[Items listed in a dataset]
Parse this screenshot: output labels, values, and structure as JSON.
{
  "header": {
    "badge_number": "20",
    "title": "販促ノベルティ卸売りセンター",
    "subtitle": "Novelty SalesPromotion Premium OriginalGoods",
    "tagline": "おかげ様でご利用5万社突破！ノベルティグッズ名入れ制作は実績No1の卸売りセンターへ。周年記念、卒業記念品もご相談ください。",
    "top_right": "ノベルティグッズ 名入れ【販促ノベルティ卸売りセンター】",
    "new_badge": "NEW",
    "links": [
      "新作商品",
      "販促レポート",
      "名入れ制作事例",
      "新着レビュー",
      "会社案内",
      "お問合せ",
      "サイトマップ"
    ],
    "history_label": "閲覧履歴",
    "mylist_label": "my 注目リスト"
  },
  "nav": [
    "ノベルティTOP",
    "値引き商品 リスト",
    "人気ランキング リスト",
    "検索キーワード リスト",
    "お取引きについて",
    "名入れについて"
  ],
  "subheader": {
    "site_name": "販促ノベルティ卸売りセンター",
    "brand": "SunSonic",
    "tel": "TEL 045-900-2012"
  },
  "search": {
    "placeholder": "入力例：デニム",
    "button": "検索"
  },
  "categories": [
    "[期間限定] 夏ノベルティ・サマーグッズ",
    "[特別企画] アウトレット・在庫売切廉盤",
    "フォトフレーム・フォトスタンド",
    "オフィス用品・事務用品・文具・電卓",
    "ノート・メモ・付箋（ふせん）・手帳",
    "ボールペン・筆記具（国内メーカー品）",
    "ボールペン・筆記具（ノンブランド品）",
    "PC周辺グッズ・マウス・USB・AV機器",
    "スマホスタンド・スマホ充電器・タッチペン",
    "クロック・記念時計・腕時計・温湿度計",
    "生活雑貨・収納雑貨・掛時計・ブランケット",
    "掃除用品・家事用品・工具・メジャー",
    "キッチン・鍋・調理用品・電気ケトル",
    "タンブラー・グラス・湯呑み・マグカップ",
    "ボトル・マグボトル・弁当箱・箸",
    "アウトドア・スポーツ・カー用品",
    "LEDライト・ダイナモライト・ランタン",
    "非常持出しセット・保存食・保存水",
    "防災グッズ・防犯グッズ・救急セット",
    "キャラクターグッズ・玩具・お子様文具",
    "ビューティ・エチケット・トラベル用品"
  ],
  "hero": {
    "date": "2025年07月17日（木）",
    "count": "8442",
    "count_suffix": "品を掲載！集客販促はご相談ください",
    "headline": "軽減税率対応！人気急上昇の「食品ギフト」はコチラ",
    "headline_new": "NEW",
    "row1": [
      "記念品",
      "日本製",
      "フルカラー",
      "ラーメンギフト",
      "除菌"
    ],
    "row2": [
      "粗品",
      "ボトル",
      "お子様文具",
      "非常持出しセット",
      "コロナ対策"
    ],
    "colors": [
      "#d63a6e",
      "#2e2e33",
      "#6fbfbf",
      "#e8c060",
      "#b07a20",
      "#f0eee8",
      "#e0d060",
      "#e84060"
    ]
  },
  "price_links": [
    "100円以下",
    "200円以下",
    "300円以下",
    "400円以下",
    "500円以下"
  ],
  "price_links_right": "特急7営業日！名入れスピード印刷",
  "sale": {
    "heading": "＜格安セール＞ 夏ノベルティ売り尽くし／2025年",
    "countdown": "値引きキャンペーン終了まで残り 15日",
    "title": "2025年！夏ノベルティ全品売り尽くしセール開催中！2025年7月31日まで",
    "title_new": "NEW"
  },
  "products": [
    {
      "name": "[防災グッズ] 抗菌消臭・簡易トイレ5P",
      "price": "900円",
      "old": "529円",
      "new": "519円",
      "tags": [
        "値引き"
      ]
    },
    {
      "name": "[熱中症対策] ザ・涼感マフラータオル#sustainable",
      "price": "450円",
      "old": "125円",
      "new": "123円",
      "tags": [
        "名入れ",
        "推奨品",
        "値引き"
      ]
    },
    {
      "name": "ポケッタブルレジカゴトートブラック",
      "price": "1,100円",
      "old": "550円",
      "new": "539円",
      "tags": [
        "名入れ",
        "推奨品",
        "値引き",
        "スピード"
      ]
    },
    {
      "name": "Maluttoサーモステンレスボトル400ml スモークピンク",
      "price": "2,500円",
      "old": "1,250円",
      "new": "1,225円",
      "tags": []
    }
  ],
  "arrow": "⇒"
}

§ **TASK DIRECTIONS**:
Return all of the data precisely as it appears.

§ **SOLUTION**:
Parse this screenshot: output labels, values, and structure as JSON.
{
  "header": {
    "badge_number": "20",
    "title": "販促ノベルティ卸売りセンター",
    "subtitle": "Novelty SalesPromotion Premium OriginalGoods",
    "tagline": "おかげ様でご利用5万社突破！ノベルティグッズ名入れ制作は実績No1の卸売りセンターへ。周年記念、卒業記念品もご相談ください。",
    "top_right": "ノベルティグッズ 名入れ【販促ノベルティ卸売りセンター】",
    "new_badge": "NEW",
    "links": [
      "新作商品",
      "販促レポート",
      "名入れ制作事例",
      "新着レビュー",
      "会社案内",
      "お問合せ",
      "サイトマップ"
    ],
    "history_label": "閲覧履歴",
    "mylist_label": "my 注目リスト"
  },
  "nav": [
    "ノベルティTOP",
    "値引き商品 リスト",
    "人気ランキング リスト",
    "検索キーワード リスト",
    "お取引きについて",
    "名入れについて"
  ],
  "subheader": {
    "site_name": "販促ノベルティ卸売りセンター",
    "brand": "SunSonic",
    "tel": "TEL 045-900-2012"
  },
  "search": {
    "placeholder": "入力例：デニム",
    "button": "検索"
  },
  "categories": [
    "[期間限定] 夏ノベルティ・サマーグッズ",
    "[特別企画] アウトレット・在庫売切廉盤",
    "フォトフレーム・フォトスタンド",
    "オフィス用品・事務用品・文具・電卓",
    "ノート・メモ・付箋（ふせん）・手帳",
    "ボールペン・筆記具（国内メーカー品）",
    "ボールペン・筆記具（ノンブランド品）",
    "PC周辺グッズ・マウス・USB・AV機器",
    "スマホスタンド・スマホ充電器・タッチペン",
    "クロック・記念時計・腕時計・温湿度計",
    "生活雑貨・収納雑貨・掛時計・ブランケット",
    "掃除用品・家事用品・工具・メジャー",
    "キッチン・鍋・調理用品・電気ケトル",
    "タンブラー・グラス・湯呑み・マグカップ",
    "ボトル・マグボトル・弁当箱・箸",
    "アウトドア・スポーツ・カー用品",
    "LEDライト・ダイナモライト・ランタン",
    "非常持出しセット・保存食・保存水",
    "防災グッズ・防犯グッズ・救急セット",
    "キャラクターグッズ・玩具・お子様文具",
    "ビューティ・エチケット・トラベル用品"
  ],
  "hero": {
    "date": "2025年07月17日（木）",
    "count": "8442",
    "count_suffix": "品を掲載！集客販促はご相談ください",
    "headline": "軽減税率対応！人気急上昇の「食品ギフト」はコチラ",
    "headline_new": "NEW",
    "row1": [
      "記念品",
      "日本製",
      "フルカラー",
      "ラーメンギフト",
      "除菌"
    ],
    "row2": [
      "粗品",
      "ボトル",
      "お子様文具",
      "非常持出しセット",
      "コロナ対策"
    ],
    "colors": [
      "#d63a6e",
      "#2e2e33",
      "#6fbfbf",
      "#e8c060",
      "#b07a20",
      "#f0eee8",
      "#e0d060",
      "#e84060"
    ]
  },
  "price_links": [
    "100円以下",
    "200円以下",
    "300円以下",
    "400円以下",
    "500円以下"
  ],
  "price_links_right": "特急7営業日！名入れスピード印刷",
  "sale": {
    "heading": "＜格安セール＞ 夏ノベルティ売り尽くし／2025年",
    "countdown": "値引きキャンペーン終了まで残り 15日",
    "title": "2025年！夏ノベルティ全品売り尽くしセール開催中！2025年7月31日まで",
    "title_new": "NEW"
  },
  "products": [
    {
      "name": "[防災グッズ] 抗菌消臭・簡易トイレ5P",
      "price": "900円",
      "old": "529円",
      "new": "519円",
      "tags": [
        "値引き"
      ]
    },
    {
      "name": "[熱中症対策] ザ・涼感マフラータオル#sustainable",
      "price": "450円",
      "old": "125円",
      "new": "123円",
      "tags": [
        "名入れ",
        "推奨品",
        "値引き"
      ]
    },
    {
      "name": "ポケッタブルレジカゴトートブラック",
      "price": "1,100円",
      "old": "550円",
      "new": "539円",
      "tags": [
        "名入れ",
        "推奨品",
        "値引き",
        "スピード"
      ]
    },
    {
      "name": "Maluttoサーモステンレスボトル400ml スモークピンク",
      "price": "2,500円",
      "old": "1,250円",
      "new": "1,225円",
      "tags": []
    }
  ],
  "arrow": "⇒"
}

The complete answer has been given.